━━━━━ Supplied passage ━━━━━
Suppose $p_1, \ldots, p_m$ are the historical prices of a stock over
some period of time. We define the $rate\ of\ return$ at time $t$,
relative to the initial price $p_1$ by

\begin{equation}
	r_t := (p_t - p_1)/p_1, \text{for} \ \ \ t=1,\ldots,m. \ \ \ \ \ \ (1)
\end{equation}

The $expected\ rate\ of\ return$ is the mean $\mu$ of the rates of
return, and the $risk$ is defined as the $standard\ deviation$ $\sigma$ of the rates of return:

\begin{equation}
	\mu := \frac{1}{m}\sum_{t = 1}^m r_t
	\ \ \ \text{and} \ \ \ 
	\sigma := \sqrt{\frac{1}{m} \sum_{t=1}^m (r_t - \mu)^2}.
━━━━━ Given entries ━━━━━
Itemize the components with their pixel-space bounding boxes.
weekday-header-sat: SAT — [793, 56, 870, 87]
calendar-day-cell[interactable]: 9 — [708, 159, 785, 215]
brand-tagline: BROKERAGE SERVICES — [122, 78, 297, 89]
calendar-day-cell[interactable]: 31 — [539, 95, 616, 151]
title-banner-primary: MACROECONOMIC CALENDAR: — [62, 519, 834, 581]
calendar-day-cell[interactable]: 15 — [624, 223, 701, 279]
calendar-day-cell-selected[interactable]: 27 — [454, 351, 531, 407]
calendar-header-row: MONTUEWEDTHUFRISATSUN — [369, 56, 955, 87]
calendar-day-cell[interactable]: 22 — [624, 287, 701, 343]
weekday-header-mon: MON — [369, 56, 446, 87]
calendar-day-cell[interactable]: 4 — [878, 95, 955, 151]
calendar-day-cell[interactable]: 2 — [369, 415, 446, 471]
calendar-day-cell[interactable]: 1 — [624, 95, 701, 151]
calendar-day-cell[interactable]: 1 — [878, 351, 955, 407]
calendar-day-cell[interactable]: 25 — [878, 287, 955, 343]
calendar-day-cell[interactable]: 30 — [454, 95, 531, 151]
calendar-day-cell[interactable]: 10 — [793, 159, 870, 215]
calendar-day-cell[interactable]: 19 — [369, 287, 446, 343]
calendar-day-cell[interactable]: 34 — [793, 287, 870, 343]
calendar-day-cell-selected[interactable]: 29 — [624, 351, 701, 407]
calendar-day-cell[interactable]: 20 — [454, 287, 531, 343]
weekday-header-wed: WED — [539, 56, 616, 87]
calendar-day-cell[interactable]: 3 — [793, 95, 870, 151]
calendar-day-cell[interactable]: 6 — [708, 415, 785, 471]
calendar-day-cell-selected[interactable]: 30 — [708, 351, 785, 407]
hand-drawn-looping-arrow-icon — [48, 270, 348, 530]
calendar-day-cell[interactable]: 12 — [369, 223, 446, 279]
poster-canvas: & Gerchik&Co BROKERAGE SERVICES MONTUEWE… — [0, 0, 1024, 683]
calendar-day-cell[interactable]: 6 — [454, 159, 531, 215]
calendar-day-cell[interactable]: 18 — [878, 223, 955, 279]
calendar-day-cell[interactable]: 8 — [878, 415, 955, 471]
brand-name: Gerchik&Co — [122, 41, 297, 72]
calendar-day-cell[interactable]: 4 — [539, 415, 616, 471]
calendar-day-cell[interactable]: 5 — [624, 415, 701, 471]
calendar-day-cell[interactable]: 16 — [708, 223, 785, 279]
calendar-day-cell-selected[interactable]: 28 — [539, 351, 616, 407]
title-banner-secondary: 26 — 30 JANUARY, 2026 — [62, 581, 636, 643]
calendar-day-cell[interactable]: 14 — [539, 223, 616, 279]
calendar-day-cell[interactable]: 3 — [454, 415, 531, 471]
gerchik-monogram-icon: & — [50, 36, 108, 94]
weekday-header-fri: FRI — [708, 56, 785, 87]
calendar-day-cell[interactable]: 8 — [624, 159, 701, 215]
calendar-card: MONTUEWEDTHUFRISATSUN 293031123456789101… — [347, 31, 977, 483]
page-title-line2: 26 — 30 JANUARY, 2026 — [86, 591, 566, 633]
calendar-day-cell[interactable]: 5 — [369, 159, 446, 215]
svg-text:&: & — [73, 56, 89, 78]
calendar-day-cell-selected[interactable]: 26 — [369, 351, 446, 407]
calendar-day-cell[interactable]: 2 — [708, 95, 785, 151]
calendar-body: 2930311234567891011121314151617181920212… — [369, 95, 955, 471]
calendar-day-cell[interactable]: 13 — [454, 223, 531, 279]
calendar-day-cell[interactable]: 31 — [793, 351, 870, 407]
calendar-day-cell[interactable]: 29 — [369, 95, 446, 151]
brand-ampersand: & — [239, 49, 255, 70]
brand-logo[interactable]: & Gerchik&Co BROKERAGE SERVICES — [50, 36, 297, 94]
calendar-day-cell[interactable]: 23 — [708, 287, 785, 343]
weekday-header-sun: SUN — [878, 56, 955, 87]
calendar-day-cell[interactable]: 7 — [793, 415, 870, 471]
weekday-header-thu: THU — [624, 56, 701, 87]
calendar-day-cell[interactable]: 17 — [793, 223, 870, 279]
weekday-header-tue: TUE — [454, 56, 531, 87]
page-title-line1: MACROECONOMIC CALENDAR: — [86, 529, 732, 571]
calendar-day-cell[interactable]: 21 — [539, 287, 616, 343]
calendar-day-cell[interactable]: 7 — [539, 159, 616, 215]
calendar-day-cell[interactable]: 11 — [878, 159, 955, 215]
━━━━━
Tasks to carry out ▸
1. Answer these questions from the passage on stock returns:
(a) Against which price is the rate of return at time t measured?
(b) What is the expected rate of return defined as?
(c) What quantity is used as the definition of risk?
2. Write the next part of the passage on stock returns, picking up right after the last formula it shows.
The records are separate material, unconnected to the passage on stock returns.

Answers by task ▸
1.
(a) The initial price, $p_1$.
(b) The mean $\mu$ of the rates of return.
(c) The standard deviation $\sigma$ of the rates of return.

2.
\end{equation}

Given a collection of $n$ stocks, let $r^i_t$ be the rate of return
of stock $i$ at time $t$. Let $r$ be the $n \times 1$ vector of the
expected rates of return of the $n$ stocks. In addition, let
$\Sigma$ be the $n \times n$ $covariance\ matrix$ of the rates of
return of the $n$ stocks. Thus, $r_i$ is the mean of the rates of
return of stock $i$, $\Sigma_{ii}$ is the variance of the rates of
return of stock $i$, and $\Sigma_{ij}$ is the covariance of the rates
of return of stocks $i$ and $j$:

\begin{equation}
	r_i := \frac{1}{m}\sum_{t = 1}^m r_t^i
    \ \ \ \text{and} \ \ \
	\Sigma_{ij} := \frac{1}{m}\sum_{t = 1}^m (r^i_t - r_i)(r^j_t - r_j).
\end{equation}

We let $x_i$ be the fraction of our investment money we put into stock
$i$, for $i = 1,\ldots,n$. For the sake of this study, we assume
there is no $short\ selling$ (i.e., holding a stock in negative
quantity). Thus, $x$ is a vector of length $n$ that has nonnegative
entries that sum to one (i.e., $x \geq 0$ and $\sum_{i=1}^n x_i =
1$). The vector $x$ represents our $portfolio$ of investments.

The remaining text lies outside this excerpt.